[Bounding box rows]

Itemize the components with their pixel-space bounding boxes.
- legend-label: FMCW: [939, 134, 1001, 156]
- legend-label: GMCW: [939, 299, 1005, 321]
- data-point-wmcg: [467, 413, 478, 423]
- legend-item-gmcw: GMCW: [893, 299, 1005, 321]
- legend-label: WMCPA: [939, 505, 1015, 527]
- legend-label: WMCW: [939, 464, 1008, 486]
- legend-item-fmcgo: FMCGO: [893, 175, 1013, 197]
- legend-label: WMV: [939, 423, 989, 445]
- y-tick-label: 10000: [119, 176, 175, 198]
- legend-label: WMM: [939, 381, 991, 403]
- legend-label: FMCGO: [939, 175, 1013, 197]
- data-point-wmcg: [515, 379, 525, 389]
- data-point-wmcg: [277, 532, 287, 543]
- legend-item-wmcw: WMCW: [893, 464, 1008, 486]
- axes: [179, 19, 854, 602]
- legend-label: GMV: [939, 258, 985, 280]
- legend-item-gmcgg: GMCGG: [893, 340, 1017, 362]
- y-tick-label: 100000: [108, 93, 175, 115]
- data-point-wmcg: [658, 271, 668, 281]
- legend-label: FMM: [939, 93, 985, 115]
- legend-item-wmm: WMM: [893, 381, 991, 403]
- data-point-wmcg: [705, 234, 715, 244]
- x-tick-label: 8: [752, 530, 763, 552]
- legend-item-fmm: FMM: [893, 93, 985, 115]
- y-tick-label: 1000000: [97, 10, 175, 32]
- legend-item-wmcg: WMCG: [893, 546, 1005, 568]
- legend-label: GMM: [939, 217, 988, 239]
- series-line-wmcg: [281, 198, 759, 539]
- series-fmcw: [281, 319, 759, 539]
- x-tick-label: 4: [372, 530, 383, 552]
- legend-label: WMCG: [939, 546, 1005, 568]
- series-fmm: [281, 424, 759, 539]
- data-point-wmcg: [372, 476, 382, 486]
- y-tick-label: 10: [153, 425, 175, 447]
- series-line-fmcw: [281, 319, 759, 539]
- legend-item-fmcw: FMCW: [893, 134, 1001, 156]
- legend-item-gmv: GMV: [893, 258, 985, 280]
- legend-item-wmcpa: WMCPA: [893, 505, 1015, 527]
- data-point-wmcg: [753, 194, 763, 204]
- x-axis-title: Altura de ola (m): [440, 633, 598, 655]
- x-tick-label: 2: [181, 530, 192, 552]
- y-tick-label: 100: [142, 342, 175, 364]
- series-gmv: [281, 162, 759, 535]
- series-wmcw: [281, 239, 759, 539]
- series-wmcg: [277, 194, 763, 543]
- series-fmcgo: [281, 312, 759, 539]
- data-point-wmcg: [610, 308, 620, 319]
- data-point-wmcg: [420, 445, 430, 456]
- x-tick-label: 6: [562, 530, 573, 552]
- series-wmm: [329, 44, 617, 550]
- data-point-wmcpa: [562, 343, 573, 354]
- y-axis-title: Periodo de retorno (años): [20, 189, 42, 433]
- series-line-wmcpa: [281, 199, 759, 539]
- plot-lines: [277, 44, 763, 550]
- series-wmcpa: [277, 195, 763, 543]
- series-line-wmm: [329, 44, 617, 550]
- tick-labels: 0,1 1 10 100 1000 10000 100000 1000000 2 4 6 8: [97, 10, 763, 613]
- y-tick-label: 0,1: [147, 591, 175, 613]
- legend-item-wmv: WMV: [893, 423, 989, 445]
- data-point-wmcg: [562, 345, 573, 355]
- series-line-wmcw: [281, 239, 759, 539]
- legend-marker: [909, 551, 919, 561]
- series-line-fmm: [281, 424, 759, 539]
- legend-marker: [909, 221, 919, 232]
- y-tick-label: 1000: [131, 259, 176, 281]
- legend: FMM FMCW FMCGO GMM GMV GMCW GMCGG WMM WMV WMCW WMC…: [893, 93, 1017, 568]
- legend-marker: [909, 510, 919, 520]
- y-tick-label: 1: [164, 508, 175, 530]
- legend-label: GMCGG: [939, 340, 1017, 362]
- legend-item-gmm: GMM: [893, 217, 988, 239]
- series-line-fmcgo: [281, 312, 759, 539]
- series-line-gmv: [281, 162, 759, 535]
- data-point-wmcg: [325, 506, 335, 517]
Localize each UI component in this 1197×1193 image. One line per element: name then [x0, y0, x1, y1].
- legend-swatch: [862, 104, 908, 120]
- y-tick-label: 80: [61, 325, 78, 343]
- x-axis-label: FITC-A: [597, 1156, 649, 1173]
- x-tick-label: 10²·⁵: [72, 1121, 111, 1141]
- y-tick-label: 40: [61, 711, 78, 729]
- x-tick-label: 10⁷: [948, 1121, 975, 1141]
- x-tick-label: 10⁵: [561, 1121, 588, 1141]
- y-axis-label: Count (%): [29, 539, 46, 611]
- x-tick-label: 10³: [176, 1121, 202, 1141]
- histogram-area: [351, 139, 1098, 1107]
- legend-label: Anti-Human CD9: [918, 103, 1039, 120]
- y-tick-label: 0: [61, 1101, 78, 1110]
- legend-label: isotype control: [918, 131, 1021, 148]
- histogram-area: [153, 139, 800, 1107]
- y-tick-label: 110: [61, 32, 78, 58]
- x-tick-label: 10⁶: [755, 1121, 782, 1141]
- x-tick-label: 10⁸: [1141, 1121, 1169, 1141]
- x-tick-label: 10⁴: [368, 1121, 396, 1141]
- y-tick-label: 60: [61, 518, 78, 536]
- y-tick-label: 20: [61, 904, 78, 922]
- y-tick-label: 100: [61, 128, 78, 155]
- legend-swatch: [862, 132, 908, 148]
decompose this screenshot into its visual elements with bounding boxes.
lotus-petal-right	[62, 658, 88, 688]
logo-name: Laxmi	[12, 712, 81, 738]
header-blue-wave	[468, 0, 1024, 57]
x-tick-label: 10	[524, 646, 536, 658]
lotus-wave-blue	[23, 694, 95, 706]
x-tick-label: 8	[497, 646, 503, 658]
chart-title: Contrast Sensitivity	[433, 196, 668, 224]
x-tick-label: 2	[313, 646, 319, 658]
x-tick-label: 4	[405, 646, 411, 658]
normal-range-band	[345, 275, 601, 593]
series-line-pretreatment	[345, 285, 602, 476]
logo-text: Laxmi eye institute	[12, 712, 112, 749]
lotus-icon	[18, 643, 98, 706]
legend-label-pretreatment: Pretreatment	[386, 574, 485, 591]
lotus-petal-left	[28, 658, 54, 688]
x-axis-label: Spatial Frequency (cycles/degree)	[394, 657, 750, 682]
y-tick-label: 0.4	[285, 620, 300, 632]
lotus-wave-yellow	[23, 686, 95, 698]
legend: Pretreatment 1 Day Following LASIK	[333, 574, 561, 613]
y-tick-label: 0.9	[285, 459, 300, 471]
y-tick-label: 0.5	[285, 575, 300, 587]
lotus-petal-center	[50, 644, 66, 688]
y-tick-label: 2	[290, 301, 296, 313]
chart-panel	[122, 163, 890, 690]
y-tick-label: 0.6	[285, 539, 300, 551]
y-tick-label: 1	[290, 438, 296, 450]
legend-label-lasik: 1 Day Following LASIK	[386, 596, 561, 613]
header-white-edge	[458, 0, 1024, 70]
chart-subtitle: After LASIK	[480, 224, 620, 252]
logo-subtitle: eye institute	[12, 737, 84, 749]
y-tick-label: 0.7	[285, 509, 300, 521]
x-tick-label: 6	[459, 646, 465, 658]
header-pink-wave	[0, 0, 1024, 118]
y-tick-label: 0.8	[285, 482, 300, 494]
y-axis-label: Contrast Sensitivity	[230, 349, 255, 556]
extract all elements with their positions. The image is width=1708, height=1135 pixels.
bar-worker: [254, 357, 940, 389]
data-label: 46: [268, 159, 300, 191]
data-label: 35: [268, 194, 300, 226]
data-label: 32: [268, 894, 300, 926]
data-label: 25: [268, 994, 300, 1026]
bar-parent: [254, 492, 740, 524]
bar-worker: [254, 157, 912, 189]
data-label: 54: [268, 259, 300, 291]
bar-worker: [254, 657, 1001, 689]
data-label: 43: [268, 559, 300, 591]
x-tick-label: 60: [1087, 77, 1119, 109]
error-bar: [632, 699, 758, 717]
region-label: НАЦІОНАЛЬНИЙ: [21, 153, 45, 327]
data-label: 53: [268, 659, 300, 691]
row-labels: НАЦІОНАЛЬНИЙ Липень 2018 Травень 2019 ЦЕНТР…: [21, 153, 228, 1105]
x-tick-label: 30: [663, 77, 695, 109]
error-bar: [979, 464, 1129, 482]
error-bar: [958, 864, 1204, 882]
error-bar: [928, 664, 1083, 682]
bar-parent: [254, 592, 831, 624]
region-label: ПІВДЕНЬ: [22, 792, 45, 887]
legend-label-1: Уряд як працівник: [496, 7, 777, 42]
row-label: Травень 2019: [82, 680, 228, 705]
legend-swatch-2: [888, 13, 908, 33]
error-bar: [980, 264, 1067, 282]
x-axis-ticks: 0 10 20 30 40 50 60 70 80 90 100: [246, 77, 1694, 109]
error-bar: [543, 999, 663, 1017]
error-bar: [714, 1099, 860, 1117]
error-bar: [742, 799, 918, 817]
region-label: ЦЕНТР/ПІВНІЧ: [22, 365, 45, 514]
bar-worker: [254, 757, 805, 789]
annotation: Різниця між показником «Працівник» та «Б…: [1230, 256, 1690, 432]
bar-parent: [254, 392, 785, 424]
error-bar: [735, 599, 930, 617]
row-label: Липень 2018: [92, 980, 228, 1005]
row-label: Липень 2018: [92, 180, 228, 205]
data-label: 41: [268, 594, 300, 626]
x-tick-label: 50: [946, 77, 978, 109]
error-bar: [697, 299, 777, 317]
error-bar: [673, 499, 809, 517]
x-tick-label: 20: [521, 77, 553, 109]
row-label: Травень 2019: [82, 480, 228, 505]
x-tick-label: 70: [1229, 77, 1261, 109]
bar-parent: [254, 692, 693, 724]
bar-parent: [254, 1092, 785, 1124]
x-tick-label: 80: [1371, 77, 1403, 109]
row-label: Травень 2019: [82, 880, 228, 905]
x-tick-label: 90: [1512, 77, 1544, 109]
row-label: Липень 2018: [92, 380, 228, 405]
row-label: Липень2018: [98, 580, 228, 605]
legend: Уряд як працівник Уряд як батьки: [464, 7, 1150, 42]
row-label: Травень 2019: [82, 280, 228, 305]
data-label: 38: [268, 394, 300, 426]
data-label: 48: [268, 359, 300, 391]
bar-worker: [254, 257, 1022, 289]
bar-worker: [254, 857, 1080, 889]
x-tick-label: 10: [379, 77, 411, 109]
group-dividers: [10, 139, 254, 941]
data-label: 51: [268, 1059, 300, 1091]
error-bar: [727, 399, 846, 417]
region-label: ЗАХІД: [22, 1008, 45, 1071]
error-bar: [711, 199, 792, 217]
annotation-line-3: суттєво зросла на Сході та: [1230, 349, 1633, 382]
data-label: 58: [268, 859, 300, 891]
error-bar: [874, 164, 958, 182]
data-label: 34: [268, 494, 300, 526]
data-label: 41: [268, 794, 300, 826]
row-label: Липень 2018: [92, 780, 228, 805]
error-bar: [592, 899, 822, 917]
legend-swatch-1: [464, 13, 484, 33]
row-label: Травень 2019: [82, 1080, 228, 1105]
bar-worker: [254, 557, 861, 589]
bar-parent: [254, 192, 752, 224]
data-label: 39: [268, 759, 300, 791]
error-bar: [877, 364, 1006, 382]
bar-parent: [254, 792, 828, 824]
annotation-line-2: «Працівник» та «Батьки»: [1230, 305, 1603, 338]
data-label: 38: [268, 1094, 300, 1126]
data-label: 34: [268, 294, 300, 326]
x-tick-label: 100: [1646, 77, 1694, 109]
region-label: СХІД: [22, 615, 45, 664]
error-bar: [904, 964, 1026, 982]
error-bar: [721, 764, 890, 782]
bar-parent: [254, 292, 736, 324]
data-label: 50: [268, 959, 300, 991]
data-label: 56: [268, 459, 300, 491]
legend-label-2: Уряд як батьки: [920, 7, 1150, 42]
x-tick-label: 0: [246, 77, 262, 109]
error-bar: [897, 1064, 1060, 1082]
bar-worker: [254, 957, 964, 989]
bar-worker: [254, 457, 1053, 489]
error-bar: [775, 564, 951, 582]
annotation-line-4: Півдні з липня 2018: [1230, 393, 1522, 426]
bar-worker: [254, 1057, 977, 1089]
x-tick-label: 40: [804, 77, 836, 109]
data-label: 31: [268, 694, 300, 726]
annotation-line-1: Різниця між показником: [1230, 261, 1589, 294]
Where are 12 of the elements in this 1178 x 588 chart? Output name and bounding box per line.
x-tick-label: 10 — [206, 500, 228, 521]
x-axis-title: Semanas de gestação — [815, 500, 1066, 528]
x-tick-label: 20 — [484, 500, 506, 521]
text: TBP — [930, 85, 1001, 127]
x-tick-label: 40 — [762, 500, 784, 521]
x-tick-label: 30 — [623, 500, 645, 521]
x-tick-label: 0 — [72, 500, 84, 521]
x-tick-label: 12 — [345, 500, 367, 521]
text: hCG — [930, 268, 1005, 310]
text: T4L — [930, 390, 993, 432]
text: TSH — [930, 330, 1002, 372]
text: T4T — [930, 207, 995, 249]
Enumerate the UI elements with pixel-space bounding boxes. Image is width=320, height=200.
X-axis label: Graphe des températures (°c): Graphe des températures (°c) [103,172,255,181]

What to produce: Copy out, without any change, the rows from the first line through the line containing "- data-point-wmcg: [372, 476, 382, 486]".

Solution:
Itemize the components with their pixel-space bounding boxes.
- legend-label: FMCW: [939, 134, 1001, 156]
- legend-label: GMCW: [939, 299, 1005, 321]
- data-point-wmcg: [467, 413, 478, 423]
- legend-item-gmcw: GMCW: [893, 299, 1005, 321]
- legend-label: WMCPA: [939, 505, 1015, 527]
- legend-label: WMCW: [939, 464, 1008, 486]
- legend-item-fmcgo: FMCGO: [893, 175, 1013, 197]
- legend-label: WMV: [939, 423, 989, 445]
- y-tick-label: 10000: [119, 176, 175, 198]
- legend-label: WMM: [939, 381, 991, 403]
- legend-label: FMCGO: [939, 175, 1013, 197]
- data-point-wmcg: [515, 379, 525, 389]
- data-point-wmcg: [277, 532, 287, 543]
- legend-item-wmcw: WMCW: [893, 464, 1008, 486]
- axes: [179, 19, 854, 602]
- legend-label: GMV: [939, 258, 985, 280]
- legend-item-gmcgg: GMCGG: [893, 340, 1017, 362]
- y-tick-label: 100000: [108, 93, 175, 115]
- data-point-wmcg: [658, 271, 668, 281]
- legend-label: FMM: [939, 93, 985, 115]
- legend-item-wmm: WMM: [893, 381, 991, 403]
- data-point-wmcg: [705, 234, 715, 244]
- x-tick-label: 8: [752, 530, 763, 552]
- legend-item-fmm: FMM: [893, 93, 985, 115]
- y-tick-label: 1000000: [97, 10, 175, 32]
- legend-item-wmcg: WMCG: [893, 546, 1005, 568]
- legend-label: GMM: [939, 217, 988, 239]
- series-line-wmcg: [281, 198, 759, 539]
- series-fmcw: [281, 319, 759, 539]
- x-tick-label: 4: [372, 530, 383, 552]
- legend-label: WMCG: [939, 546, 1005, 568]
- series-fmm: [281, 424, 759, 539]
- data-point-wmcg: [372, 476, 382, 486]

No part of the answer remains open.